--- Source material ---
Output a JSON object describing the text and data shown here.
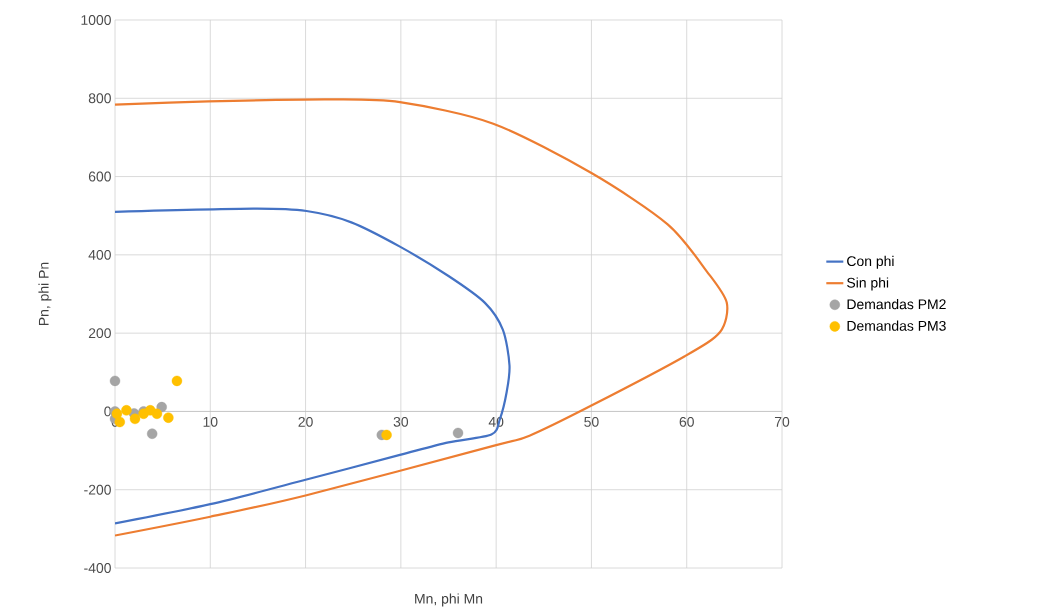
{
  "chart_data": {
    "type": "line",
    "xlabel": "Mn, phi Mn",
    "ylabel": "Pn, phi Pn",
    "xlim": [
      0,
      70
    ],
    "xticks": [
      0,
      10,
      20,
      30,
      40,
      50,
      60,
      70
    ],
    "ylim": [
      -400,
      1000
    ],
    "yticks": [
      -400,
      -200,
      0,
      200,
      400,
      600,
      800,
      1000
    ],
    "grid": true,
    "legend": "right",
    "marker": "circle",
    "series": [
      {
        "name": "Con phi",
        "marker": "none",
        "color": "#4472c4",
        "x": [
          0,
          14.5,
          20.1,
          24.8,
          29.9,
          35,
          38.8,
          40.7,
          41.4,
          41.1,
          40.4,
          39.5,
          35,
          29.9,
          20.1,
          10,
          0
        ],
        "values": [
          510,
          518,
          512,
          483,
          421,
          346,
          278,
          209,
          118,
          49,
          -19,
          -59,
          -79,
          -111,
          -174,
          -237,
          -286
        ]
      },
      {
        "name": "Sin phi",
        "marker": "none",
        "color": "#ed7d31",
        "x": [
          0,
          9.8,
          22.4,
          29.9,
          39.7,
          50,
          58,
          62.1,
          64.2,
          63.5,
          59.8,
          50,
          43.5,
          39.7,
          20.1,
          10,
          0
        ],
        "values": [
          784,
          792,
          797,
          790,
          735,
          609,
          478,
          358,
          278,
          203,
          141,
          15,
          -62,
          -88,
          -214,
          -269,
          -317
        ]
      },
      {
        "name": "Demandas PM2",
        "type": "scatter",
        "color": "#a5a5a5",
        "x": [
          0,
          0,
          0,
          2,
          3,
          3.9,
          4.9,
          28,
          36
        ],
        "values": [
          78,
          0,
          -19,
          -5,
          0,
          -57,
          11,
          -60,
          -55
        ]
      },
      {
        "name": "Demandas PM3",
        "type": "scatter",
        "color": "#ffc000",
        "x": [
          6.5,
          0.2,
          0.5,
          1.2,
          2.1,
          3,
          3.7,
          4.4,
          5.6,
          28.5
        ],
        "values": [
          78,
          -6,
          -27,
          3,
          -19,
          -6,
          3,
          -6,
          -16,
          -60
        ]
      }
    ]
  }
}
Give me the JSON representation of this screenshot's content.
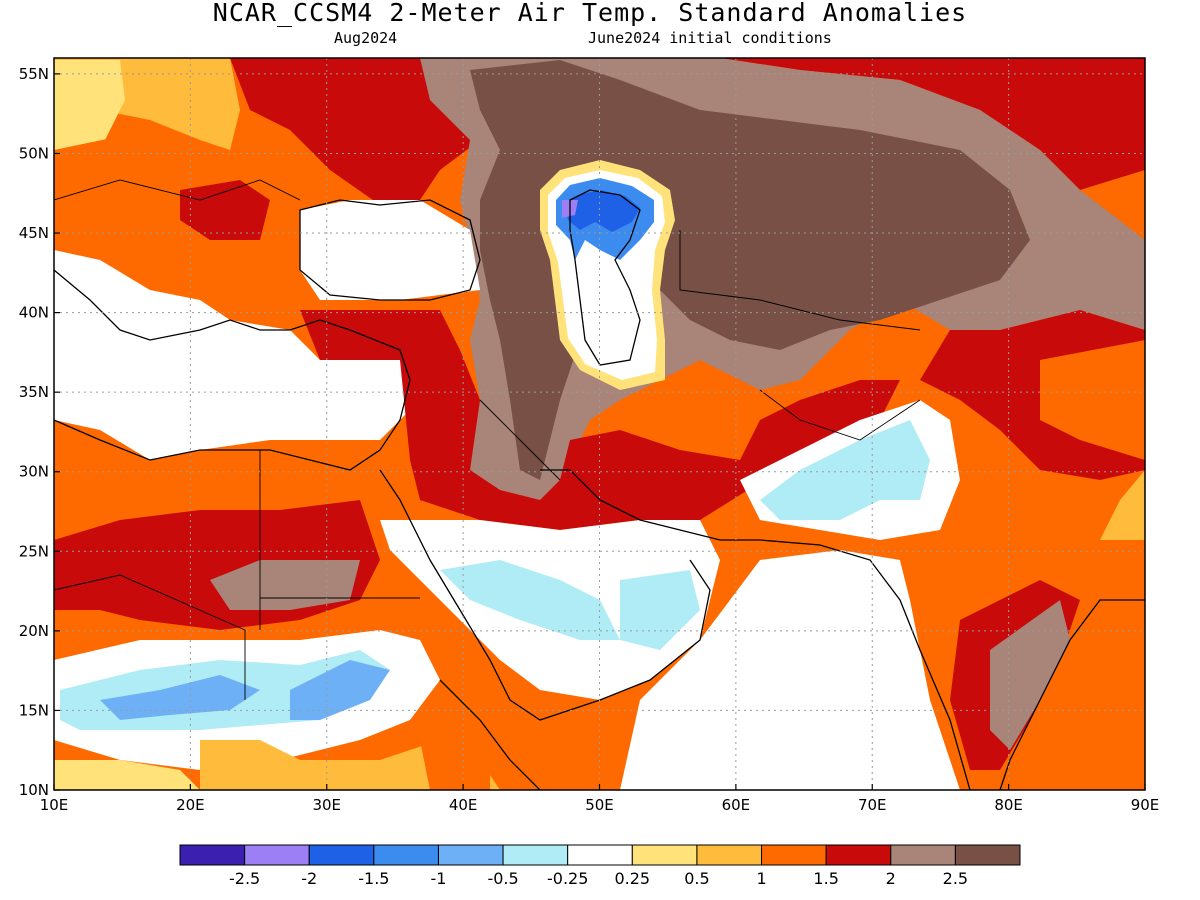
{
  "title": "NCAR_CCSM4 2-Meter Air Temp. Standard Anomalies",
  "subtitle_left": "Aug2024",
  "subtitle_right": "June2024 initial conditions",
  "map": {
    "lon_range": [
      10,
      90
    ],
    "lat_range": [
      10,
      56
    ],
    "x_ticks": [
      {
        "value": 10,
        "label": "10E"
      },
      {
        "value": 20,
        "label": "20E"
      },
      {
        "value": 30,
        "label": "30E"
      },
      {
        "value": 40,
        "label": "40E"
      },
      {
        "value": 50,
        "label": "50E"
      },
      {
        "value": 60,
        "label": "60E"
      },
      {
        "value": 70,
        "label": "70E"
      },
      {
        "value": 80,
        "label": "80E"
      },
      {
        "value": 90,
        "label": "90E"
      }
    ],
    "y_ticks": [
      {
        "value": 10,
        "label": "10N"
      },
      {
        "value": 15,
        "label": "15N"
      },
      {
        "value": 20,
        "label": "20N"
      },
      {
        "value": 25,
        "label": "25N"
      },
      {
        "value": 30,
        "label": "30N"
      },
      {
        "value": 35,
        "label": "35N"
      },
      {
        "value": 40,
        "label": "40N"
      },
      {
        "value": 45,
        "label": "45N"
      },
      {
        "value": 50,
        "label": "50N"
      },
      {
        "value": 55,
        "label": "55N"
      }
    ],
    "grid": true
  },
  "colorbar": {
    "colors": [
      "#3a1fb0",
      "#9c7ef5",
      "#1e60e6",
      "#3c8cf0",
      "#6eb0f5",
      "#b0ecf5",
      "#ffffff",
      "#ffe37a",
      "#ffbb3c",
      "#ff6a00",
      "#c80a0a",
      "#a98478",
      "#785046"
    ],
    "labels": [
      "-2.5",
      "-2",
      "-1.5",
      "-1",
      "-0.5",
      "-0.25",
      "0.25",
      "0.5",
      "1",
      "1.5",
      "2",
      "2.5"
    ]
  },
  "chart_data": {
    "type": "heatmap",
    "title": "NCAR_CCSM4 2-Meter Air Temp. Standard Anomalies",
    "subtitle": "Aug2024 / June2024 initial conditions",
    "x_axis": "longitude (10E–90E)",
    "y_axis": "latitude (10N–56N)",
    "levels": [
      -2.5,
      -2,
      -1.5,
      -1,
      -0.5,
      -0.25,
      0.25,
      0.5,
      1,
      1.5,
      2,
      2.5
    ],
    "regions": [
      {
        "lon": [
          40,
          72
        ],
        "lat": [
          40,
          56
        ],
        "anomaly": 2.5
      },
      {
        "lon": [
          72,
          88
        ],
        "lat": [
          42,
          52
        ],
        "anomaly": 2.5
      },
      {
        "lon": [
          44,
          52
        ],
        "lat": [
          26,
          40
        ],
        "anomaly": 2.5
      },
      {
        "lon": [
          22,
          36
        ],
        "lat": [
          20,
          25
        ],
        "anomaly": 2.5
      },
      {
        "lon": [
          78,
          82
        ],
        "lat": [
          10,
          21
        ],
        "anomaly": 2.5
      },
      {
        "lon": [
          46,
          54
        ],
        "lat": [
          44,
          48
        ],
        "anomaly": -1.5
      },
      {
        "lon": [
          20,
          48
        ],
        "lat": [
          13,
          18
        ],
        "anomaly": -1
      },
      {
        "lon": [
          62,
          76
        ],
        "lat": [
          27,
          33
        ],
        "anomaly": -0.5
      },
      {
        "lon": [
          42,
          58
        ],
        "lat": [
          19,
          23
        ],
        "anomaly": -0.5
      },
      {
        "lon": [
          10,
          35
        ],
        "lat": [
          23,
          33
        ],
        "anomaly": 1.5
      },
      {
        "lon": [
          70,
          90
        ],
        "lat": [
          15,
          30
        ],
        "anomaly": 1.5
      },
      {
        "lon": [
          10,
          20
        ],
        "lat": [
          48,
          56
        ],
        "anomaly": 1
      }
    ]
  }
}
---
- [Stated problem]
Look through the records and gather each line with the word "JSON".

- [Output]
Output a JSON object describing the text and data shown here.
Give me the JSON representation of this screenshot's content.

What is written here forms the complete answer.